-- start --
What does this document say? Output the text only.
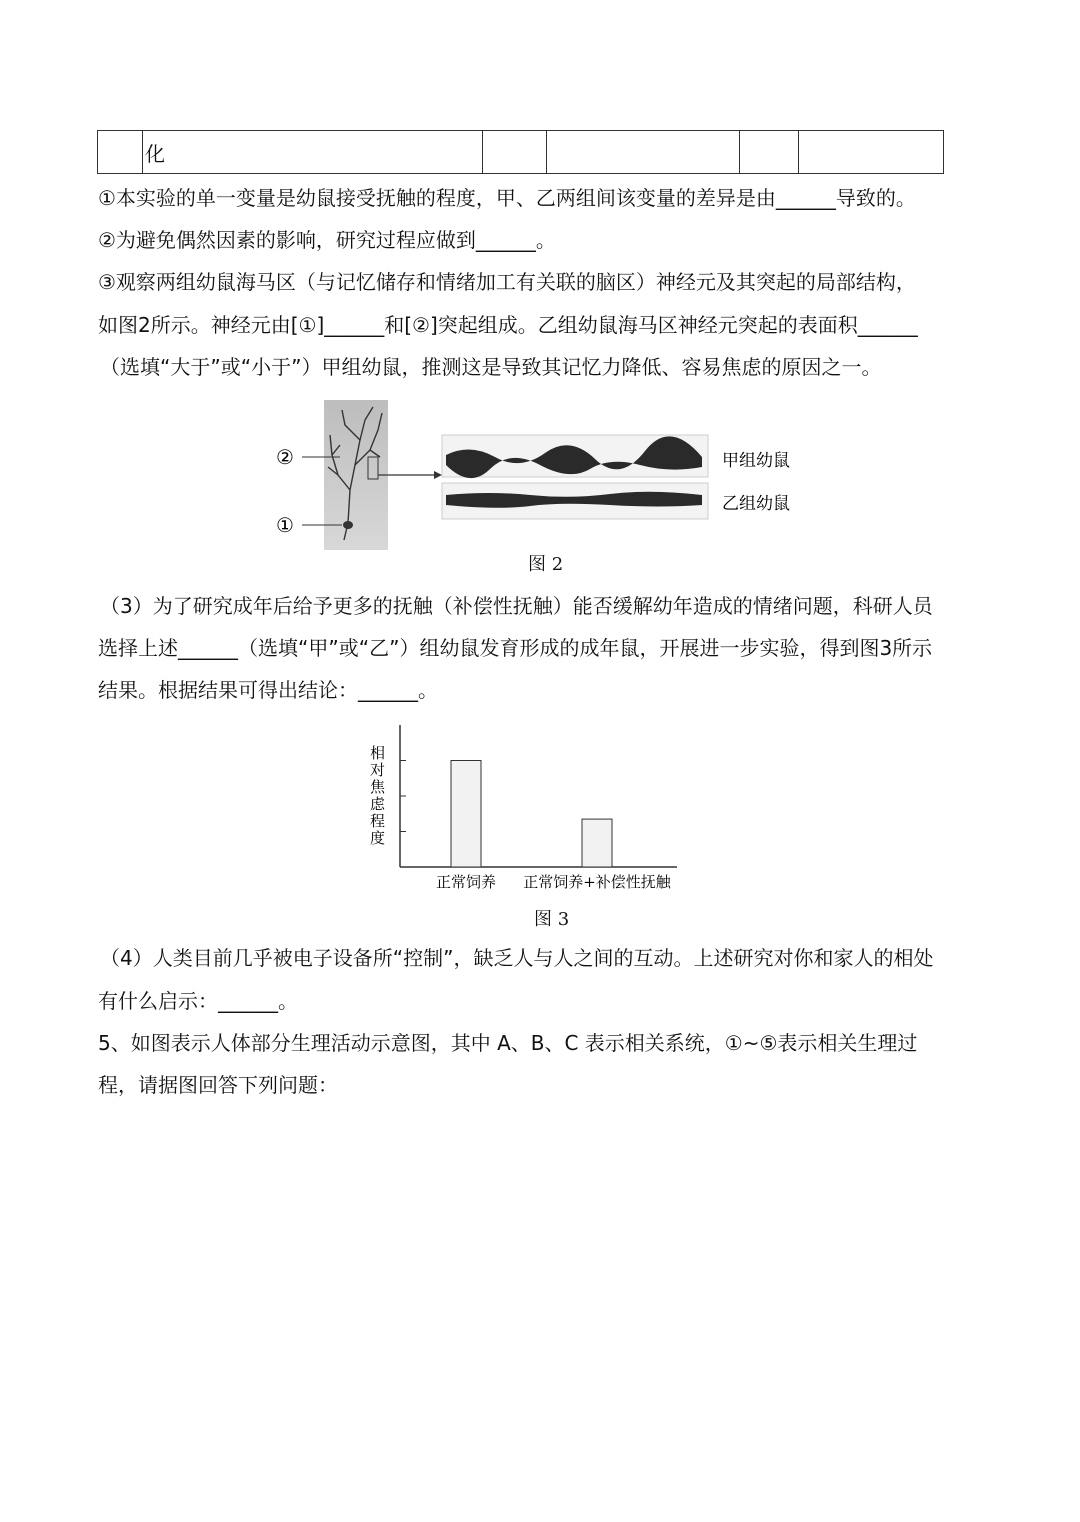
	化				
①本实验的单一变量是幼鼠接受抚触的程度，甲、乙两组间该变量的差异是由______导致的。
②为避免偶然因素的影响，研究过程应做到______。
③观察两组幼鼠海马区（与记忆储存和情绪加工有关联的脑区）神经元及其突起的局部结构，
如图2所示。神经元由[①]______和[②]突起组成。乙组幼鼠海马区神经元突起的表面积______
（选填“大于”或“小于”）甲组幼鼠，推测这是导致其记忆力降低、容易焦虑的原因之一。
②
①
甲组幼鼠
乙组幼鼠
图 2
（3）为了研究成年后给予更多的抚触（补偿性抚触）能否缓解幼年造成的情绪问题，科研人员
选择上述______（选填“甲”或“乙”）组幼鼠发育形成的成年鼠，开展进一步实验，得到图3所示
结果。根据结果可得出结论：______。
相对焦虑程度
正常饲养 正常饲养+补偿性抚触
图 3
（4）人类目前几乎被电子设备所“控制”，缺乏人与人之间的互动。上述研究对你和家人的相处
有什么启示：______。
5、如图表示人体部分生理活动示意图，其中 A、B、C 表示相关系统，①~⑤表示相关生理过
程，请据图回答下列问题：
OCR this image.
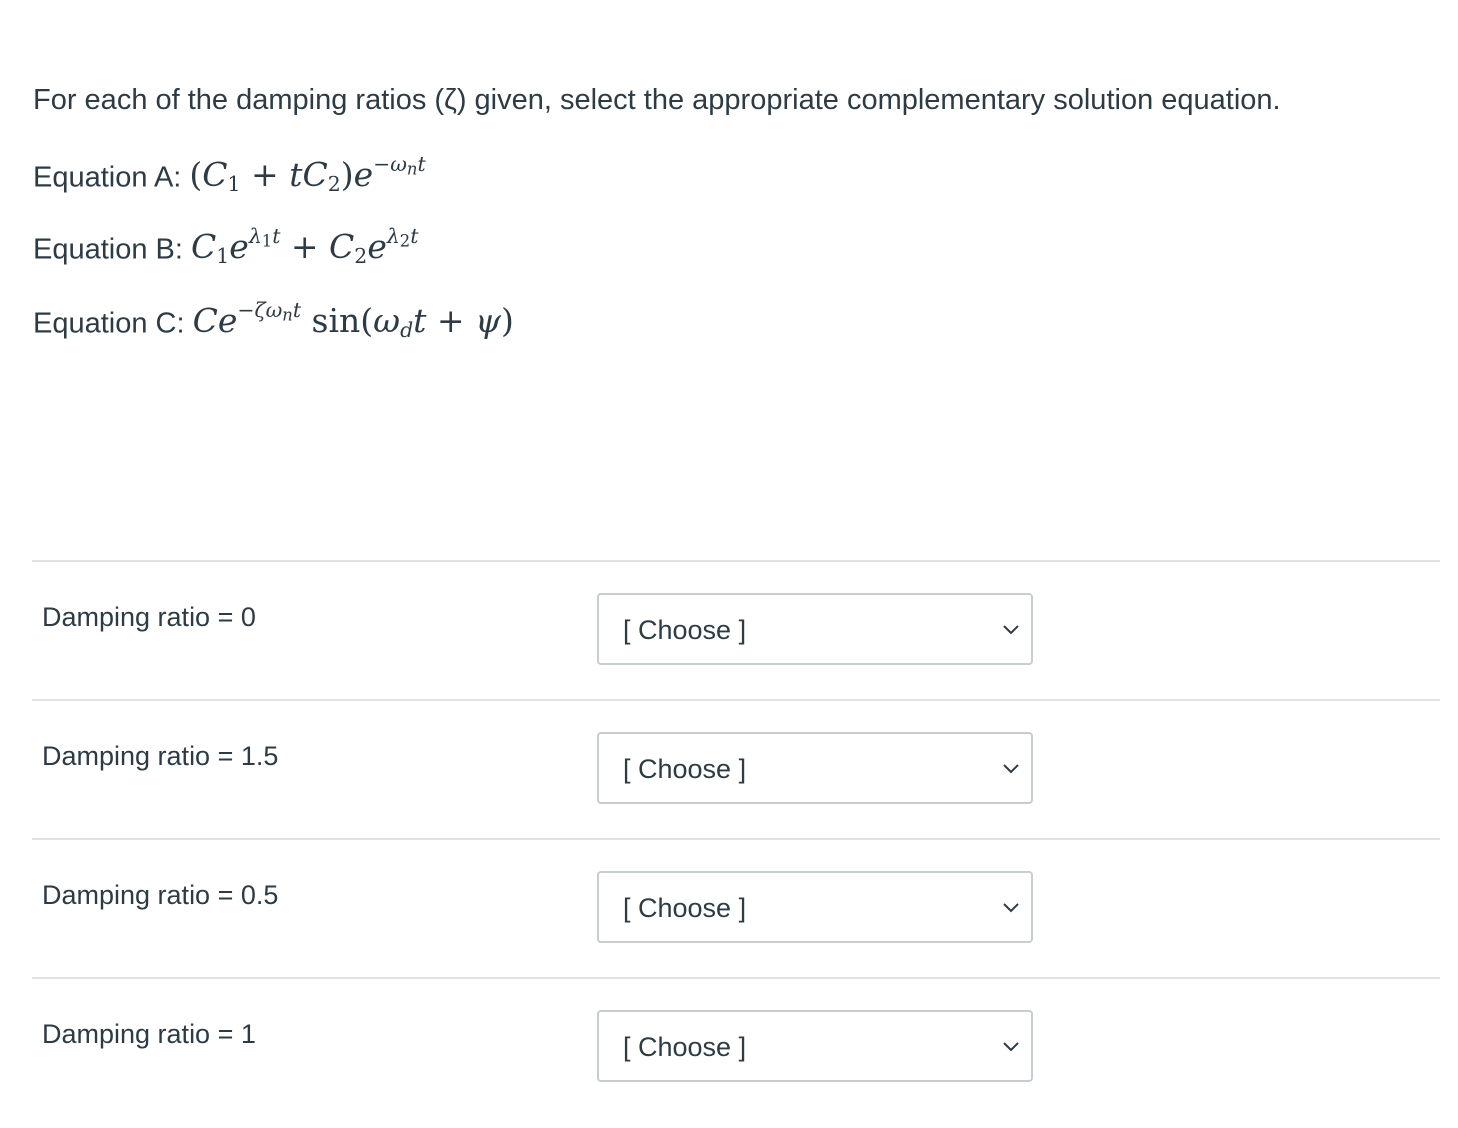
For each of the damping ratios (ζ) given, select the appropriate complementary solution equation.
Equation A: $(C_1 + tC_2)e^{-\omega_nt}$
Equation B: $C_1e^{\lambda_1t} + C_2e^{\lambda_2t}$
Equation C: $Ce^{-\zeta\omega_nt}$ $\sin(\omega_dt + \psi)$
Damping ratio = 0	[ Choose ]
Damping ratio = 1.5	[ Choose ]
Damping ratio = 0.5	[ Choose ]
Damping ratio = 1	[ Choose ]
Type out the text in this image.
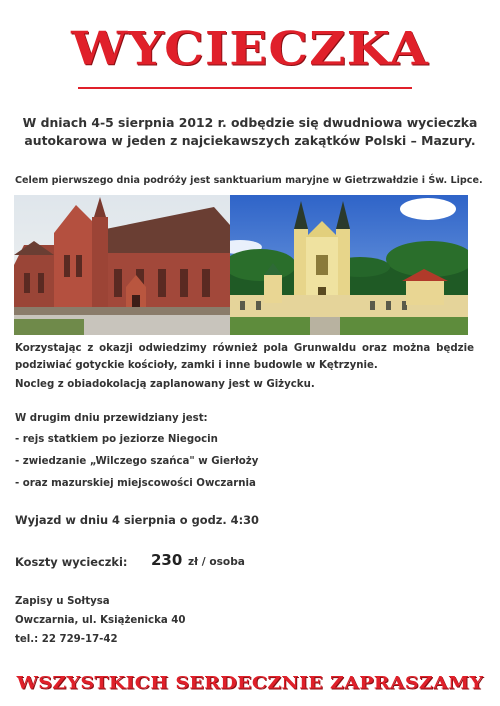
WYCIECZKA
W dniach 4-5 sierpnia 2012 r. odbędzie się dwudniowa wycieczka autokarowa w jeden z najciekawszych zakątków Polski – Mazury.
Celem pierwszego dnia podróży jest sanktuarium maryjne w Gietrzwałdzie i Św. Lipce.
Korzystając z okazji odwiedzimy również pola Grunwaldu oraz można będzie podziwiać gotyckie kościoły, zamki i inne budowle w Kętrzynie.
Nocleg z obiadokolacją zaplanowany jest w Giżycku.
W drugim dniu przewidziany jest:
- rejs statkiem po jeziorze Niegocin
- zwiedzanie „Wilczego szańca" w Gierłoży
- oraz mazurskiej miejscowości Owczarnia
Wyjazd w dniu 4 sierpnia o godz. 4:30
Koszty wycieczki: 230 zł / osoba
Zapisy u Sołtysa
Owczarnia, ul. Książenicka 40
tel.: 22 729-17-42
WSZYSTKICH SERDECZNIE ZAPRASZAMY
-- end --
▸ **EXERCISE DIRECTIONS**:
Count each line above in which the string "sierpnia" appears, then state only the total.

▸ **RESULT**:
2